EXERCISE BRIEF
Give the number of lines in this listing that contain "อยละของผลดำเน", with no other words.

[Start of DATASET ENTRIES]

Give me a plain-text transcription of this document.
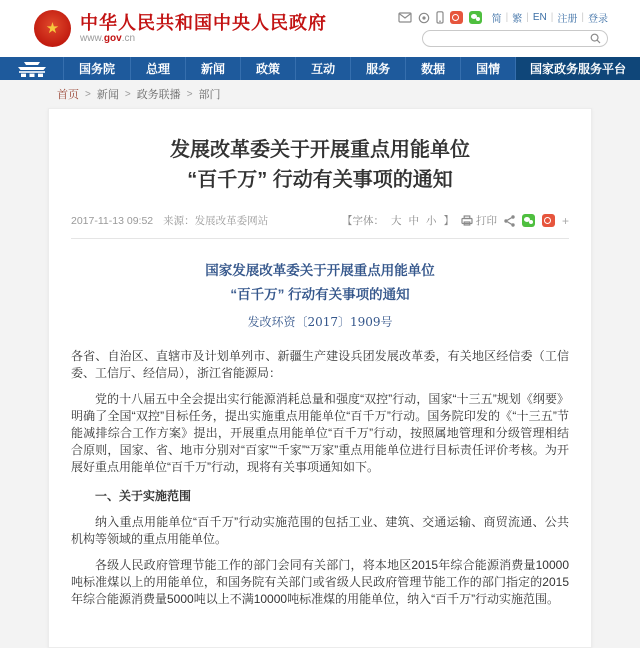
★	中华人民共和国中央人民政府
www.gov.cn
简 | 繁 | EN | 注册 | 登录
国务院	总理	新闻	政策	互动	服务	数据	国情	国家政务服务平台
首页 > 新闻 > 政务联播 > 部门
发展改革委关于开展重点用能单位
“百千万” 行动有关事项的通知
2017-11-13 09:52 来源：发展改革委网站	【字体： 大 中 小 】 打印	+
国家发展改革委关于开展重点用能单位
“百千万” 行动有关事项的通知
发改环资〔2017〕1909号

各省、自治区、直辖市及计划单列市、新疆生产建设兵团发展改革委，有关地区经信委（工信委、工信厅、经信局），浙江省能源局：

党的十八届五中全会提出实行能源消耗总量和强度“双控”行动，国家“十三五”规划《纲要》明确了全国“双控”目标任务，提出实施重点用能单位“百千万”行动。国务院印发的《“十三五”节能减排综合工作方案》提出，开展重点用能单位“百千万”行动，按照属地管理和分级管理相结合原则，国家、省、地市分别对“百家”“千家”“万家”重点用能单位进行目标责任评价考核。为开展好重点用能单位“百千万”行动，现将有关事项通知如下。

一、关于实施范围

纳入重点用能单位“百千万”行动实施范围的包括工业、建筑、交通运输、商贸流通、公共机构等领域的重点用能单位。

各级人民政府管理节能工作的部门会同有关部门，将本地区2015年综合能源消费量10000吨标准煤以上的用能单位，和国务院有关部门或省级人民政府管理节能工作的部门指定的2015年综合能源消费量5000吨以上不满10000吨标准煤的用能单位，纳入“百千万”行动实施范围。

[End of DATASET ENTRIES]
[Start of DATASET ENTRIES]

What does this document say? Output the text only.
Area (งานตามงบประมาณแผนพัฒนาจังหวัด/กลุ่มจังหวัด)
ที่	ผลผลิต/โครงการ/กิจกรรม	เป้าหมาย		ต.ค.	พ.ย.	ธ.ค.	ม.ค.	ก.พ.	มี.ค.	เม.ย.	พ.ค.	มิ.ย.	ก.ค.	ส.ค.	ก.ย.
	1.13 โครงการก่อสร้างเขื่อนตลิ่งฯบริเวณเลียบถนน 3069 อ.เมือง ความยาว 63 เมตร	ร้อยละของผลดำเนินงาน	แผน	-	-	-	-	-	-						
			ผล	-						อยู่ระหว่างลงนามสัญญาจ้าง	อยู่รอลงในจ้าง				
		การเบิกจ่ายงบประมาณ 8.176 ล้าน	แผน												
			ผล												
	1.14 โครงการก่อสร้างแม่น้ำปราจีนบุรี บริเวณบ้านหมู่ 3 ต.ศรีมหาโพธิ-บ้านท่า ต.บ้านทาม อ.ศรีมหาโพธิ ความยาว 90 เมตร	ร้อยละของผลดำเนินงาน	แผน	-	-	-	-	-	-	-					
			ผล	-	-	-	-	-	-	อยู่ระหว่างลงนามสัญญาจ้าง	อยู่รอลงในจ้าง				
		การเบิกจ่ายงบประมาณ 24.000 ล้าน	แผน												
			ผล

[End of DATASET ENTRIES]
[Start of DATASET ENTRIES]

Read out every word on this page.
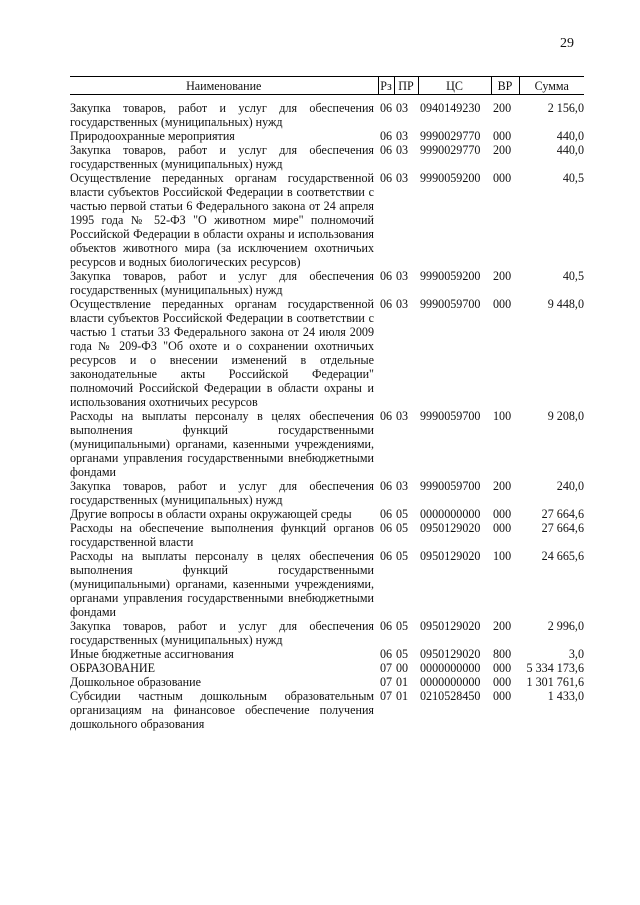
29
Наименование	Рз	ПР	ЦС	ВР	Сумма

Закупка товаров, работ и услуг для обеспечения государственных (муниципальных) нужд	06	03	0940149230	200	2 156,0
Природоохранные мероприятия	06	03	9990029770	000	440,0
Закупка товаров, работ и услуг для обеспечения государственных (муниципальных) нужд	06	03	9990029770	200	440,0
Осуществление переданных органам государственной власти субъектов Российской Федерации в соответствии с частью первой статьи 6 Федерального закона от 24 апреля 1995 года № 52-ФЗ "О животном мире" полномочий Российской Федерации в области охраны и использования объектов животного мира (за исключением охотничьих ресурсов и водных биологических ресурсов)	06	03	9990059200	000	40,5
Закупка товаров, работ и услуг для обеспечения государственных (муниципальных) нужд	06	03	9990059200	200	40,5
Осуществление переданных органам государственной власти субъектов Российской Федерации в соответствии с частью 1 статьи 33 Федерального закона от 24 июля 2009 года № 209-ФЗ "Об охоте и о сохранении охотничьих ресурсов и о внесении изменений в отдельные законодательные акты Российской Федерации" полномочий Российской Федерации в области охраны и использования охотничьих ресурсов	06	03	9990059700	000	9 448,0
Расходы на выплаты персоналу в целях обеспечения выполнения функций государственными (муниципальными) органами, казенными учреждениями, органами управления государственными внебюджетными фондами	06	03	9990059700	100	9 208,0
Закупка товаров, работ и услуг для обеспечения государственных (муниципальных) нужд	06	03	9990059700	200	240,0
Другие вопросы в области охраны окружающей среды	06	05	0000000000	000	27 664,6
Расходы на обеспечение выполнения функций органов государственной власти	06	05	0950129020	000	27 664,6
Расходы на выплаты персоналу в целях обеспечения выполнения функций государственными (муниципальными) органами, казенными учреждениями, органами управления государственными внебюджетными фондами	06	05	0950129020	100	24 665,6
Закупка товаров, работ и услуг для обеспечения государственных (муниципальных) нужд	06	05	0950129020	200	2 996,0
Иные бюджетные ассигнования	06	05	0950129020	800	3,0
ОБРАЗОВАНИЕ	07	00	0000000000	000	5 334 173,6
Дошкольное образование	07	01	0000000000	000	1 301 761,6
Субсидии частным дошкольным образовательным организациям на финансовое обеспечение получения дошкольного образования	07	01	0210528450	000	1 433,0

[End of DATASET ENTRIES]

FULL ANSWER
2